**TASK MATERIAL:**
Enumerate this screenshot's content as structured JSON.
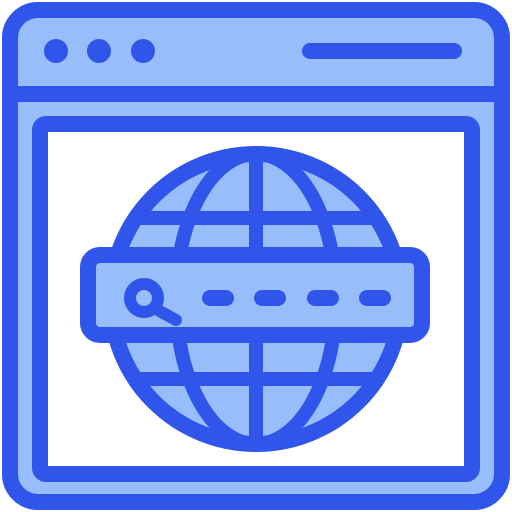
{
  "icon": {
    "name": "web-search-browser-icon",
    "colors": {
      "stroke": "#2f55ea",
      "fill_light": "#97bdfb",
      "fill_white": "#ffffff"
    },
    "browser": {
      "dots_count": 3,
      "has_address_line": true
    },
    "globe": {
      "has_search_bar": true,
      "search_placeholder_dashes": 4
    }
  }
}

**DIRECTIONS FOR THIS TASK:** Print the records word for word and exclude any picture they hold.

**SOLUTION FOR THIS EXERCISE:**
Enumerate this screenshot's content as structured JSON.
{
  "icon": {
    "name": "web-search-browser-icon",
    "colors": {
      "stroke": "#2f55ea",
      "fill_light": "#97bdfb",
      "fill_white": "#ffffff"
    },
    "browser": {
      "dots_count": 3,
      "has_address_line": true
    },
    "globe": {
      "has_search_bar": true,
      "search_placeholder_dashes": 4
    }
  }
}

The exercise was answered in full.